Textauszug
══════

In den nachfolgenden 18 Monaten wurde die Arbeit mit den Zeitzeugen
intensiviert. Hilfreich waren dabei auch die Recherchen von Michelle Bi-
cheray4 und ihrem Mann aus Jallerange bei Besancon. Frau Bicheray ist
die Tochter des in Haslach umgekommenen Häftlings Gilbert Choquin.
Gemeinsam konnten weitere Überlebende ermittelt und viele offene Fragen
geklärt werden. Einzelschicksale bestätigten die besondere Tragik der
Häftlinge aus dem Osten. Der Ukrainer Wassil Sliptschuk zum Beispiel
wurde 1945 auf seiner Reise von Haslach zurück in die Heimat abgefangen
und mußte weitere vier Jahre in einem stalinistischen Lager verbringen.

══════

Material

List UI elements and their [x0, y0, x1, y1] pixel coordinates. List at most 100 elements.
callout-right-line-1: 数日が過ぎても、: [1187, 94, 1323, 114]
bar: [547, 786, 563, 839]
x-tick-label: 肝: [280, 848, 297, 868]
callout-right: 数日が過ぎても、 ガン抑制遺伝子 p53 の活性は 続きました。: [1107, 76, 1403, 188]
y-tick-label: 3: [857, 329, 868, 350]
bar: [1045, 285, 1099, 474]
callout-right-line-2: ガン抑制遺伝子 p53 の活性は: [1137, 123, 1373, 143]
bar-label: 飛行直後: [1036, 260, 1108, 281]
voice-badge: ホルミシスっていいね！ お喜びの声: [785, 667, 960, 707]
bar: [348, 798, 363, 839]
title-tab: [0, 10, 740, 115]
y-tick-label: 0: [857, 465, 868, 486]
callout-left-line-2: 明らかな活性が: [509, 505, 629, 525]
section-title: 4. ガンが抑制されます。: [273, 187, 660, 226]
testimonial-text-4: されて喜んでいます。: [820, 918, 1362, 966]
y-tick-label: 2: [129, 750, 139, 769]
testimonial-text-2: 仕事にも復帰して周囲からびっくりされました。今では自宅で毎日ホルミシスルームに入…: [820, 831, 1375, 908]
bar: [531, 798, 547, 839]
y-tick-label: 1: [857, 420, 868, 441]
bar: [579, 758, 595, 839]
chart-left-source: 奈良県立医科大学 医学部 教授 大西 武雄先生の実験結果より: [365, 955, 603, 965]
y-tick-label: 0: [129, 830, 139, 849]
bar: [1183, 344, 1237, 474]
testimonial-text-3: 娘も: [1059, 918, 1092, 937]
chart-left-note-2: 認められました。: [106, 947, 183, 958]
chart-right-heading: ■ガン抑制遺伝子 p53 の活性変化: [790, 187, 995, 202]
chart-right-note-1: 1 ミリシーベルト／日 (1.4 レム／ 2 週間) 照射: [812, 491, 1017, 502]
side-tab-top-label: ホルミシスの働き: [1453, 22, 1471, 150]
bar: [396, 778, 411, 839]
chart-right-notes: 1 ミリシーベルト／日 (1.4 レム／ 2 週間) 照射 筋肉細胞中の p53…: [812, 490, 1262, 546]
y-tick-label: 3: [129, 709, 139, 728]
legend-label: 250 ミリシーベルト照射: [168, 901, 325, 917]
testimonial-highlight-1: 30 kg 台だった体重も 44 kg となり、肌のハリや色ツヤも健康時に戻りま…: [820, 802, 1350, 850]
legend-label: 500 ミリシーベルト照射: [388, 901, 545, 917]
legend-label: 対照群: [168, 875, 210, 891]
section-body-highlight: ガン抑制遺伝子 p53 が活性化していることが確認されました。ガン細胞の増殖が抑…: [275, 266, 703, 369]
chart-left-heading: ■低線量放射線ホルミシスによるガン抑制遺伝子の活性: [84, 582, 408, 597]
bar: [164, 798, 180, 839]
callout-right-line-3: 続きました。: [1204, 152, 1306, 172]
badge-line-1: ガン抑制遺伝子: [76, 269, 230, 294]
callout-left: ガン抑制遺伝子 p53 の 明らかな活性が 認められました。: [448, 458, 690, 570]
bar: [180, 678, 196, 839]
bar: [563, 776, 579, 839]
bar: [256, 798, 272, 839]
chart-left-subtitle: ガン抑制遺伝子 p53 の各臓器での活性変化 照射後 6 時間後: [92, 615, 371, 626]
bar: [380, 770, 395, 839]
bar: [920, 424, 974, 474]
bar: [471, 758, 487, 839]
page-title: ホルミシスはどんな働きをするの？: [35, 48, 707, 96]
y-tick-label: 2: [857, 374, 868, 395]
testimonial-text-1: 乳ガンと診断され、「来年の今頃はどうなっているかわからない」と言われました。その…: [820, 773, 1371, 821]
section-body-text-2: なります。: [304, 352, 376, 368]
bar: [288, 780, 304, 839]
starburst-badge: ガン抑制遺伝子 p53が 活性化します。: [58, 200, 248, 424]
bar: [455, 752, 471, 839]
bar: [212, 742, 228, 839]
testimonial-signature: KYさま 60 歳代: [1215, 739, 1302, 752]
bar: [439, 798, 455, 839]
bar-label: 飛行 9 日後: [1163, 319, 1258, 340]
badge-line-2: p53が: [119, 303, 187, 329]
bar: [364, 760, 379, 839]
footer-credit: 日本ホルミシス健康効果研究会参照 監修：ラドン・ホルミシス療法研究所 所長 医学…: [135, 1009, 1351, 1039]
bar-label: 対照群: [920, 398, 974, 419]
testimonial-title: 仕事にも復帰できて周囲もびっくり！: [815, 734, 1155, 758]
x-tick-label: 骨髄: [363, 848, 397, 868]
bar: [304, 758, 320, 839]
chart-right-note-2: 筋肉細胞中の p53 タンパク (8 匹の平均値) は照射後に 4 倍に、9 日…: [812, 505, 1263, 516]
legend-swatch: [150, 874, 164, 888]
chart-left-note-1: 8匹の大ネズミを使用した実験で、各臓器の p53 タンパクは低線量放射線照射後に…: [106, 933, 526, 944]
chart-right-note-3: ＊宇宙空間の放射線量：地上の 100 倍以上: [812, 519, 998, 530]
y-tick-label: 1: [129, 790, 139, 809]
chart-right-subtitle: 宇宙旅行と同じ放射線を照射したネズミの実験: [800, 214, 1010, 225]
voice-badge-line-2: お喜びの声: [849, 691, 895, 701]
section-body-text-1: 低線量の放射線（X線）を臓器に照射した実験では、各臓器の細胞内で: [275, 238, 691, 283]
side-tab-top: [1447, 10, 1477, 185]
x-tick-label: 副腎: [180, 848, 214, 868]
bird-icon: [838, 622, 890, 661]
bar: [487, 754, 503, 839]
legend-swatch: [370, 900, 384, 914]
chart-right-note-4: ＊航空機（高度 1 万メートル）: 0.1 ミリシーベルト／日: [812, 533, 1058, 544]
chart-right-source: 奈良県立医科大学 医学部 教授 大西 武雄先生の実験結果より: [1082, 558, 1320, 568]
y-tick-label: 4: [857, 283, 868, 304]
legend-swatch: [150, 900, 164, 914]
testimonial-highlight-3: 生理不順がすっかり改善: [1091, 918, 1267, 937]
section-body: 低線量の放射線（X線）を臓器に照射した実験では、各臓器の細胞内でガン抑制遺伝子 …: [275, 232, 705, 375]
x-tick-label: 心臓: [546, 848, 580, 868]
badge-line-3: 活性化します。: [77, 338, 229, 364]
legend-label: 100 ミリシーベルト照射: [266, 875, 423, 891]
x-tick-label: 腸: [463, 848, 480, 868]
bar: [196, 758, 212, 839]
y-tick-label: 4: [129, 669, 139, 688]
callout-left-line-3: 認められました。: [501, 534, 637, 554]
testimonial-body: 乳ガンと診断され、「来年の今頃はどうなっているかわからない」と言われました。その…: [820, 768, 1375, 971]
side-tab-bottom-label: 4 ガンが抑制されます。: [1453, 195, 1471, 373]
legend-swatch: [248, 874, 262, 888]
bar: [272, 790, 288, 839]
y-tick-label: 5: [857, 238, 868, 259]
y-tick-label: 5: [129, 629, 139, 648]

══════

Aufgaben
a - Nenne alle Personen, die im Text über die Häftlinge von Haslach mit Namen genannt werden.
b - Führe den Text über die Häftlinge von Haslach nach seinem letzten Satz weiter.
Das Material stammt aus einer anderen Quelle.

Lösungen
a - Michelle Bicheray, Gilbert Choquin, Wassil Sliptschuk

b -
In die Nachforschungen einbezogen wurde auch die Täterseite. Dabei
bestätigte sich, daß es durchaus im Ermessen des Einzelnen lag, sein Gewissen
auszuschalten und mit blindem Gehorsam, Brutalität und Sadismus
die nationalsozialistische Verhetzung umzusetzen. Ein wenig Zivilcourage
des einzelnen Wachmanns hätte die Situation der Häftlinge erheblich erleichtern
können. Herausragendes Beispiel ist Erwin Dold, der letzte Leiter
des Lagers „Sportplatz". Unter seiner Verantwortung verbesserten sich die
Bedingungen in diesem Lager, wenn auch dadurch das Sterben der Todkranken
nicht verhindert werden konnte und auch weiterhin Mißhandlungen
durch das Wachpersonal vorkamen.

Dold wurde in den Kriegsverbrecherprozessen nach dem Krieg auf Fürsprache
der Häftlinge von den französischen Gerichten freigesprochen.
Noch heute erreichen uns Briefe, in denen ihm für seine Haltung ausdrücklich
gedankt wird.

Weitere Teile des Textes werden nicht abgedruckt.